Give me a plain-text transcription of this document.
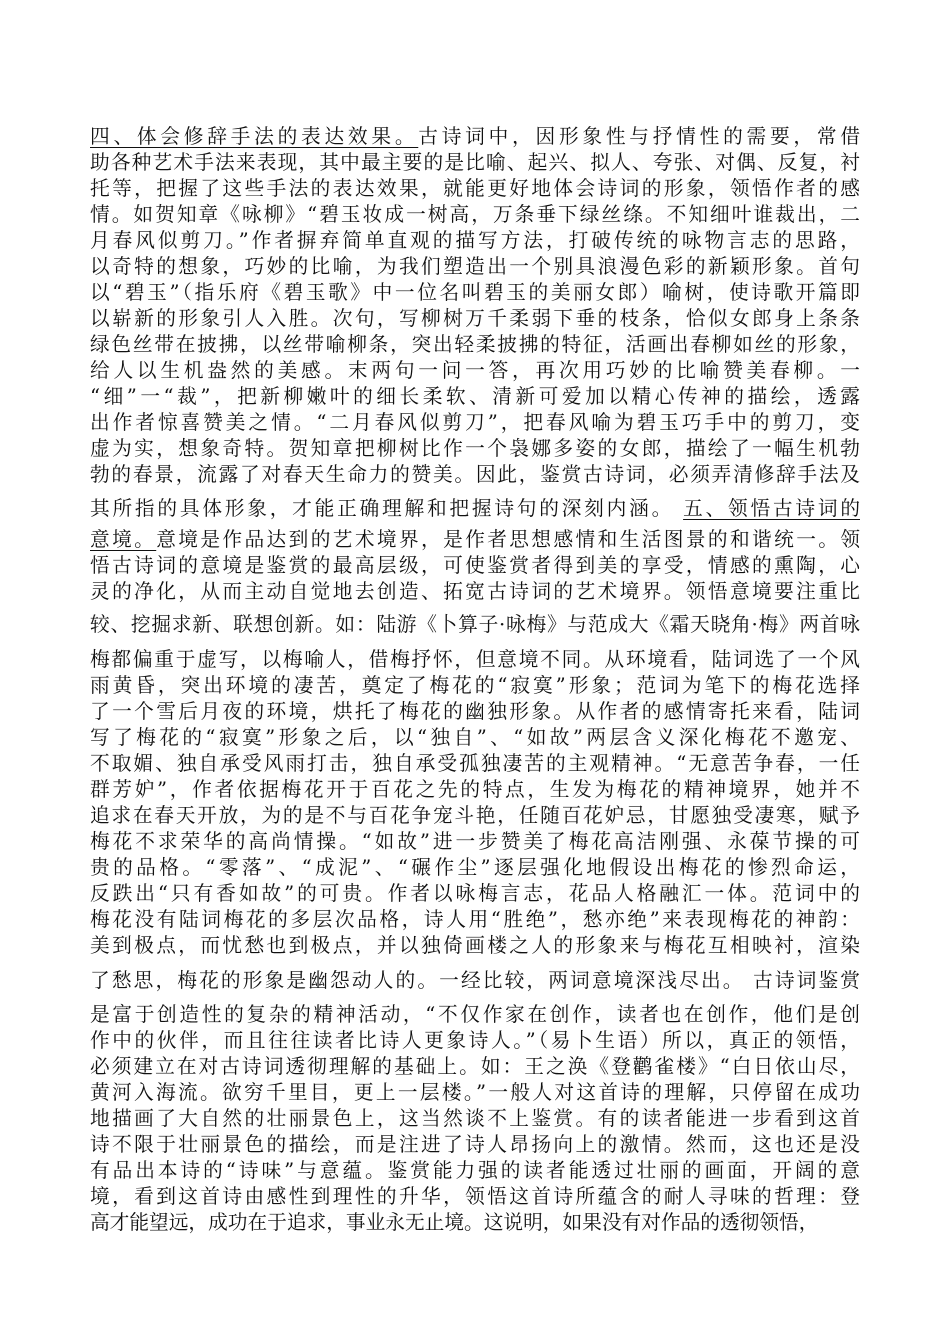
四、体会修辞手法的表达效果。古诗词中，因形象性与抒情性的需要，常借
助各种艺术手法来表现，其中最主要的是比喻、起兴、拟人、夸张、对偶、反复，衬
托等，把握了这些手法的表达效果，就能更好地体会诗词的形象，领悟作者的感
情。如贺知章《咏柳》“碧玉妆成一树高，万条垂下绿丝绦。不知细叶谁裁出，二
月春风似剪刀。”作者摒弃简单直观的描写方法，打破传统的咏物言志的思路，
以奇特的想象，巧妙的比喻，为我们塑造出一个别具浪漫色彩的新颖形象。首句
以“碧玉”（指乐府《碧玉歌》中一位名叫碧玉的美丽女郎）喻树，使诗歌开篇即
以崭新的形象引人入胜。次句，写柳树万千柔弱下垂的枝条，恰似女郎身上条条
绿色丝带在披拂，以丝带喻柳条，突出轻柔披拂的特征，活画出春柳如丝的形象，
给人以生机盎然的美感。末两句一问一答，再次用巧妙的比喻赞美春柳。一
“细”一“裁”，把新柳嫩叶的细长柔软、清新可爱加以精心传神的描绘，透露
出作者惊喜赞美之情。“二月春风似剪刀”，把春风喻为碧玉巧手中的剪刀，变
虚为实，想象奇特。贺知章把柳树比作一个袅娜多姿的女郎，描绘了一幅生机勃
勃的春景，流露了对春天生命力的赞美。因此，鉴赏古诗词，必须弄清修辞手法及
其所指的具体形象，才能正确理解和把握诗句的深刻内涵。 五、领悟古诗词的
意境。意境是作品达到的艺术境界，是作者思想感情和生活图景的和谐统一。领
悟古诗词的意境是鉴赏的最高层级，可使鉴赏者得到美的享受，情感的熏陶，心
灵的净化，从而主动自觉地去创造、拓宽古诗词的艺术境界。领悟意境要注重比
较、挖掘求新、联想创新。如：陆游《卜算子·咏梅》与范成大《霜天晓角·梅》两首咏
梅都偏重于虚写，以梅喻人，借梅抒怀，但意境不同。从环境看，陆词选了一个风
雨黄昏，突出环境的凄苦，奠定了梅花的“寂寞”形象；范词为笔下的梅花选择
了一个雪后月夜的环境，烘托了梅花的幽独形象。从作者的感情寄托来看，陆词
写了梅花的“寂寞”形象之后，以“独自”、“如故”两层含义深化梅花不邀宠、
不取媚、独自承受风雨打击，独自承受孤独凄苦的主观精神。“无意苦争春，一任
群芳妒”，作者依据梅花开于百花之先的特点，生发为梅花的精神境界，她并不
追求在春天开放，为的是不与百花争宠斗艳，任随百花妒忌，甘愿独受凄寒，赋予
梅花不求荣华的高尚情操。“如故”进一步赞美了梅花高洁刚强、永葆节操的可
贵的品格。“零落”、“成泥”、“碾作尘”逐层强化地假设出梅花的惨烈命运，
反跌出“只有香如故”的可贵。作者以咏梅言志，花品人格融汇一体。范词中的
梅花没有陆词梅花的多层次品格，诗人用“胜绝”，愁亦绝”来表现梅花的神韵：
美到极点，而忧愁也到极点，并以独倚画楼之人的形象来与梅花互相映衬，渲染
了愁思，梅花的形象是幽怨动人的。一经比较，两词意境深浅尽出。 古诗词鉴赏
是富于创造性的复杂的精神活动，“不仅作家在创作，读者也在创作，他们是创
作中的伙伴，而且往往读者比诗人更象诗人。”（易卜生语）所以，真正的领悟，
必须建立在对古诗词透彻理解的基础上。如：王之涣《登鹳雀楼》“白日依山尽，
黄河入海流。欲穷千里目，更上一层楼。”一般人对这首诗的理解，只停留在成功
地描画了大自然的壮丽景色上，这当然谈不上鉴赏。有的读者能进一步看到这首
诗不限于壮丽景色的描绘，而是注进了诗人昂扬向上的激情。然而，这也还是没
有品出本诗的“诗味”与意蕴。鉴赏能力强的读者能透过壮丽的画面，开阔的意
境，看到这首诗由感性到理性的升华，领悟这首诗所蕴含的耐人寻味的哲理：登
高才能望远，成功在于追求，事业永无止境。这说明，如果没有对作品的透彻领悟，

### Problem requirements:
Reproduce the whole listing exactly, but not the images in it.

### Task output:
Give me a plain-text transcription of this document.
四、体会修辞手法的表达效果。古诗词中，因形象性与抒情性的需要，常借
助各种艺术手法来表现，其中最主要的是比喻、起兴、拟人、夸张、对偶、反复，衬
托等，把握了这些手法的表达效果，就能更好地体会诗词的形象，领悟作者的感
情。如贺知章《咏柳》“碧玉妆成一树高，万条垂下绿丝绦。不知细叶谁裁出，二
月春风似剪刀。”作者摒弃简单直观的描写方法，打破传统的咏物言志的思路，
以奇特的想象，巧妙的比喻，为我们塑造出一个别具浪漫色彩的新颖形象。首句
以“碧玉”（指乐府《碧玉歌》中一位名叫碧玉的美丽女郎）喻树，使诗歌开篇即
以崭新的形象引人入胜。次句，写柳树万千柔弱下垂的枝条，恰似女郎身上条条
绿色丝带在披拂，以丝带喻柳条，突出轻柔披拂的特征，活画出春柳如丝的形象，
给人以生机盎然的美感。末两句一问一答，再次用巧妙的比喻赞美春柳。一
“细”一“裁”，把新柳嫩叶的细长柔软、清新可爱加以精心传神的描绘，透露
出作者惊喜赞美之情。“二月春风似剪刀”，把春风喻为碧玉巧手中的剪刀，变
虚为实，想象奇特。贺知章把柳树比作一个袅娜多姿的女郎，描绘了一幅生机勃
勃的春景，流露了对春天生命力的赞美。因此，鉴赏古诗词，必须弄清修辞手法及
其所指的具体形象，才能正确理解和把握诗句的深刻内涵。 五、领悟古诗词的
意境。意境是作品达到的艺术境界，是作者思想感情和生活图景的和谐统一。领
悟古诗词的意境是鉴赏的最高层级，可使鉴赏者得到美的享受，情感的熏陶，心
灵的净化，从而主动自觉地去创造、拓宽古诗词的艺术境界。领悟意境要注重比
较、挖掘求新、联想创新。如：陆游《卜算子·咏梅》与范成大《霜天晓角·梅》两首咏
梅都偏重于虚写，以梅喻人，借梅抒怀，但意境不同。从环境看，陆词选了一个风
雨黄昏，突出环境的凄苦，奠定了梅花的“寂寞”形象；范词为笔下的梅花选择
了一个雪后月夜的环境，烘托了梅花的幽独形象。从作者的感情寄托来看，陆词
写了梅花的“寂寞”形象之后，以“独自”、“如故”两层含义深化梅花不邀宠、
不取媚、独自承受风雨打击，独自承受孤独凄苦的主观精神。“无意苦争春，一任
群芳妒”，作者依据梅花开于百花之先的特点，生发为梅花的精神境界，她并不
追求在春天开放，为的是不与百花争宠斗艳，任随百花妒忌，甘愿独受凄寒，赋予
梅花不求荣华的高尚情操。“如故”进一步赞美了梅花高洁刚强、永葆节操的可
贵的品格。“零落”、“成泥”、“碾作尘”逐层强化地假设出梅花的惨烈命运，
反跌出“只有香如故”的可贵。作者以咏梅言志，花品人格融汇一体。范词中的
梅花没有陆词梅花的多层次品格，诗人用“胜绝”，愁亦绝”来表现梅花的神韵：
美到极点，而忧愁也到极点，并以独倚画楼之人的形象来与梅花互相映衬，渲染
了愁思，梅花的形象是幽怨动人的。一经比较，两词意境深浅尽出。 古诗词鉴赏
是富于创造性的复杂的精神活动，“不仅作家在创作，读者也在创作，他们是创
作中的伙伴，而且往往读者比诗人更象诗人。”（易卜生语）所以，真正的领悟，
必须建立在对古诗词透彻理解的基础上。如：王之涣《登鹳雀楼》“白日依山尽，
黄河入海流。欲穷千里目，更上一层楼。”一般人对这首诗的理解，只停留在成功
地描画了大自然的壮丽景色上，这当然谈不上鉴赏。有的读者能进一步看到这首
诗不限于壮丽景色的描绘，而是注进了诗人昂扬向上的激情。然而，这也还是没
有品出本诗的“诗味”与意蕴。鉴赏能力强的读者能透过壮丽的画面，开阔的意
境，看到这首诗由感性到理性的升华，领悟这首诗所蕴含的耐人寻味的哲理：登
高才能望远，成功在于追求，事业永无止境。这说明，如果没有对作品的透彻领悟，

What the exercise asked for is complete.